Material:
▽
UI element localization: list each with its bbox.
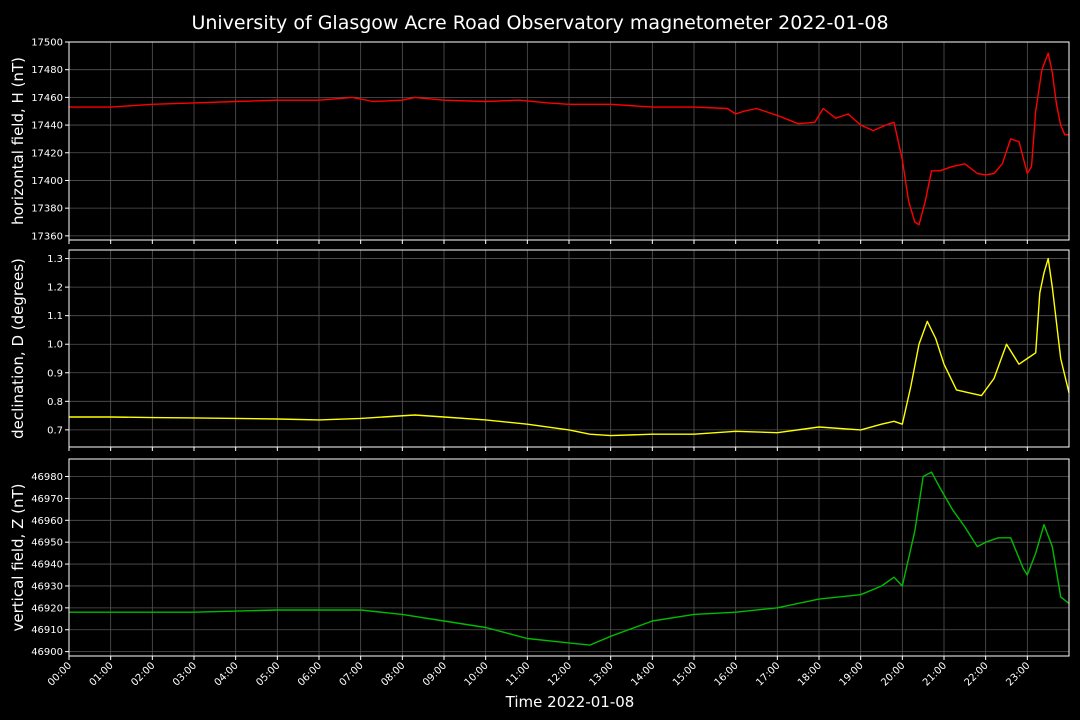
△
▽
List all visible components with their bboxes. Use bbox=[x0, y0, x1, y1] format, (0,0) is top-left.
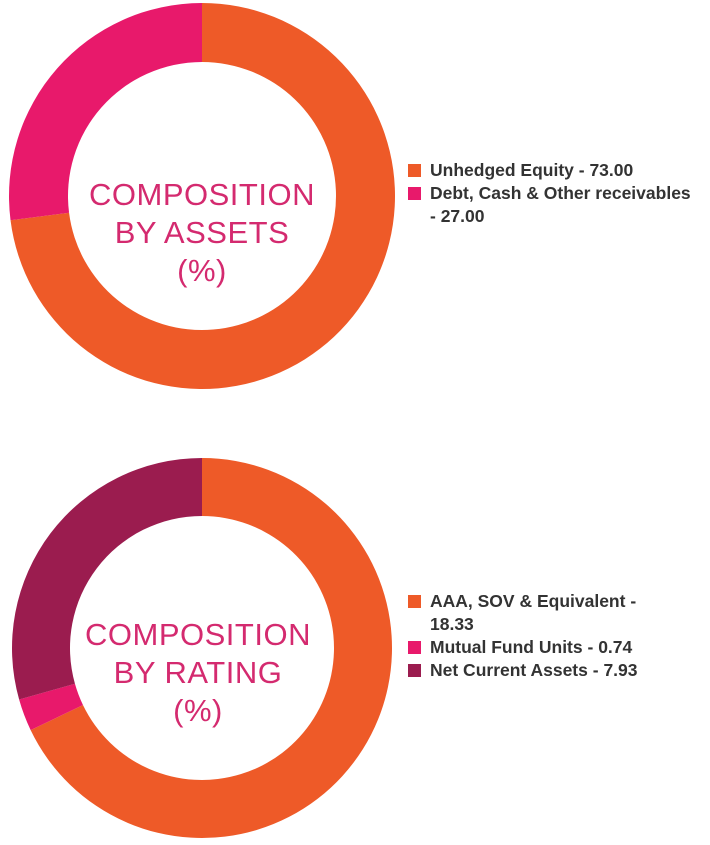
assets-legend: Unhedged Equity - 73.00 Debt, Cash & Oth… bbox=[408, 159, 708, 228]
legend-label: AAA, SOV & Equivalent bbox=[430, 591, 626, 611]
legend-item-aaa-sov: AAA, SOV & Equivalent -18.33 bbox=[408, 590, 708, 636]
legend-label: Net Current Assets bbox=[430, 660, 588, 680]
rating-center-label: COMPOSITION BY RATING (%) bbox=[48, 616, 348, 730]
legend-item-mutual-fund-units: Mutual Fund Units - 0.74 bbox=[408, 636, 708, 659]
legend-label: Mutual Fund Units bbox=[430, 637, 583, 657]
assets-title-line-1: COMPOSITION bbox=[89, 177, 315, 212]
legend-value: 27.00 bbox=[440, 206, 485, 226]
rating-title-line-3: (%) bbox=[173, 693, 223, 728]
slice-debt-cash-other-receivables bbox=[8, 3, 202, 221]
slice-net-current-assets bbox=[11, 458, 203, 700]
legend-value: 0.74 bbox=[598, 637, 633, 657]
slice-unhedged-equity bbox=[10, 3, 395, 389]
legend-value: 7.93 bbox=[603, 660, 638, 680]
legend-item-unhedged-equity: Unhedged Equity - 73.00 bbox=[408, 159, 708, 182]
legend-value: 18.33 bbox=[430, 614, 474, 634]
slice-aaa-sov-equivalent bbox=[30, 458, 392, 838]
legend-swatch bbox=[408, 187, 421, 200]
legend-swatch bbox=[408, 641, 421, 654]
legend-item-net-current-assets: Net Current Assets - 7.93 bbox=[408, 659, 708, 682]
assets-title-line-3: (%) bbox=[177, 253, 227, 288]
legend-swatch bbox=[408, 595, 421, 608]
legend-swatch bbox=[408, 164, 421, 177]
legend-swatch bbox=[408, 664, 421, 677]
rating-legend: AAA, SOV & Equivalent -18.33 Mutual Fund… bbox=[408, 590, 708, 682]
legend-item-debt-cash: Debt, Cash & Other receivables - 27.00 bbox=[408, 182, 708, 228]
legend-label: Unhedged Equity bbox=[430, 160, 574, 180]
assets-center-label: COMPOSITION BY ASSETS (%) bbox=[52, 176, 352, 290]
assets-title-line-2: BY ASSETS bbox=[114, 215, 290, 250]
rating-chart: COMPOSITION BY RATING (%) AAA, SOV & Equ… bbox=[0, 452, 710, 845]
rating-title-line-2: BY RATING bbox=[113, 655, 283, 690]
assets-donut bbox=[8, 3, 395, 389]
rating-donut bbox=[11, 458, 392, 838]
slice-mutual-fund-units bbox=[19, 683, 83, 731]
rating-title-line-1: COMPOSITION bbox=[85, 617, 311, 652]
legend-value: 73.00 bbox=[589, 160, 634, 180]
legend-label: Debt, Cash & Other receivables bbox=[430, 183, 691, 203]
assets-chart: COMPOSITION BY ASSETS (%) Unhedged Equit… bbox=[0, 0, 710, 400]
△
Output the data from the line containing "List all visible" through the line containing "legend-label: AAA, SOV", both ends included, and copy each line exactly; leave the pictures out.

Solution for this task:
List all visible components with their bboxes. Use bbox=[x0, y0, x1, y1] format, (0,0) is top-left.
assets-legend: Unhedged Equity - 73.00 Debt, Cash & Oth… bbox=[408, 159, 708, 228]
legend-label: AAA, SOV & Equivalent bbox=[430, 591, 626, 611]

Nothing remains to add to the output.